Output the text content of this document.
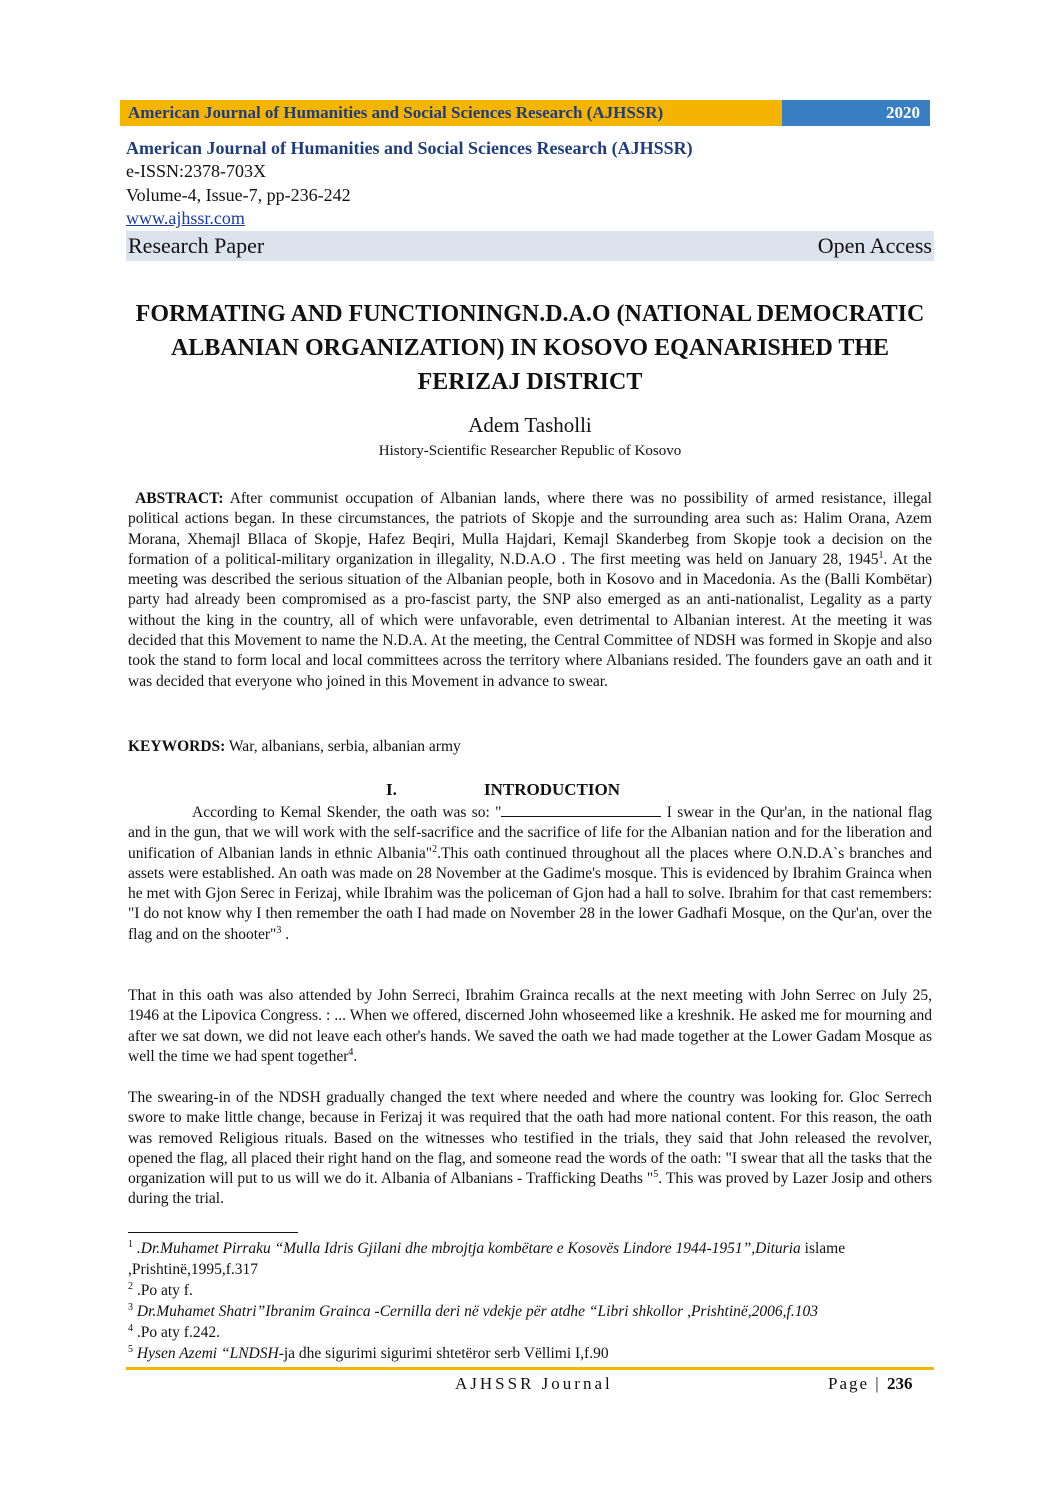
American Journal of Humanities and Social Sciences Research (AJHSSR)	2020
American Journal of Humanities and Social Sciences Research (AJHSSR)
e-ISSN:2378-703X
Volume-4, Issue-7, pp-236-242
www.ajhssr.com
Research Paper	Open Access
FORMATING AND FUNCTIONINGN.D.A.O (NATIONAL DEMOCRATIC ALBANIAN ORGANIZATION) IN KOSOVO EQANARISHED THE FERIZAJ DISTRICT
Adem Tasholli
History-Scientific Researcher Republic of Kosovo
ABSTRACT: After communist occupation of Albanian lands, where there was no possibility of armed resistance, illegal political actions began. In these circumstances, the patriots of Skopje and the surrounding area such as: Halim Orana, Azem Morana, Xhemajl Bllaca of Skopje, Hafez Beqiri, Mulla Hajdari, Kemajl Skanderbeg from Skopje took a decision on the formation of a political-military organization in illegality, N.D.A.O . The first meeting was held on January 28, 1945$^1$. At the meeting was described the serious situation of the Albanian people, both in Kosovo and in Macedonia. As the (Balli Kombëtar) party had already been compromised as a pro-fascist party, the SNP also emerged as an anti-nationalist, Legality as a party without the king in the country, all of which were unfavorable, even detrimental to Albanian interest. At the meeting it was decided that this Movement to name the N.D.A. At the meeting, the Central Committee of NDSH was formed in Skopje and also took the stand to form local and local committees across the territory where Albanians resided. The founders gave an oath and it was decided that everyone who joined in this Movement in advance to swear.
KEYWORDS: War, albanians, serbia, albanian army
I.	INTRODUCTION
According to Kemal Skender, the oath was so: "	I swear in the Qur'an, in the national flag and in the gun, that we will work with the self-sacrifice and the sacrifice of life for the Albanian nation and for the liberation and unification of Albanian lands in ethnic Albania"$^2$.This oath continued throughout all the places where O.N.D.A`s branches and assets were established. An oath was made on 28 November at the Gadime's mosque. This is evidenced by Ibrahim Grainca when he met with Gjon Serec in Ferizaj, while Ibrahim was the policeman of Gjon had a hall to solve. Ibrahim for that cast remembers: "I do not know why I then remember the oath I had made on November 28 in the lower Gadhafi Mosque, on the Qur'an, over the flag and on the shooter"$^3$ .
That in this oath was also attended by John Serreci, Ibrahim Grainca recalls at the next meeting with John Serrec on July 25, 1946 at the Lipovica Congress. : ... When we offered, discerned John whoseemed like a kreshnik. He asked me for mourning and after we sat down, we did not leave each other's hands. We saved the oath we had made together at the Lower Gadam Mosque as well the time we had spent together$^4$.
The swearing-in of the NDSH gradually changed the text where needed and where the country was looking for. Gloc Serrech swore to make little change, because in Ferizaj it was required that the oath had more national content. For this reason, the oath was removed Religious rituals. Based on the witnesses who testified in the trials, they said that John released the revolver, opened the flag, all placed their right hand on the flag, and someone read the words of the oath: "I swear that all the tasks that the organization will put to us will we do it. Albania of Albanians - Trafficking Deaths "$^5$. This was proved by Lazer Josip and others during the trial.
$^1$ .Dr.Muhamet Pirraku “Mulla Idris Gjilani dhe mbrojtja kombëtare e Kosovës Lindore 1944-1951”,Dituria islame ,Prishtinë,1995,f.317
$^2$ .Po aty f.
$^3$ Dr.Muhamet Shatri”Ibranim Grainca -Cernilla deri në vdekje për atdhe “Libri shkollor ,Prishtinë,2006,f.103
$^4$ .Po aty f.242.
$^5$ Hysen Azemi “LNDSH-ja dhe sigurimi sigurimi shtetëror serb Vëllimi I,f.90
AJHSSR Journal	Page | 236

§ SET EXERCISE:
What is the number of lines containing "Social"? Give that number only.

§ EXERCISE OUTPUT:
2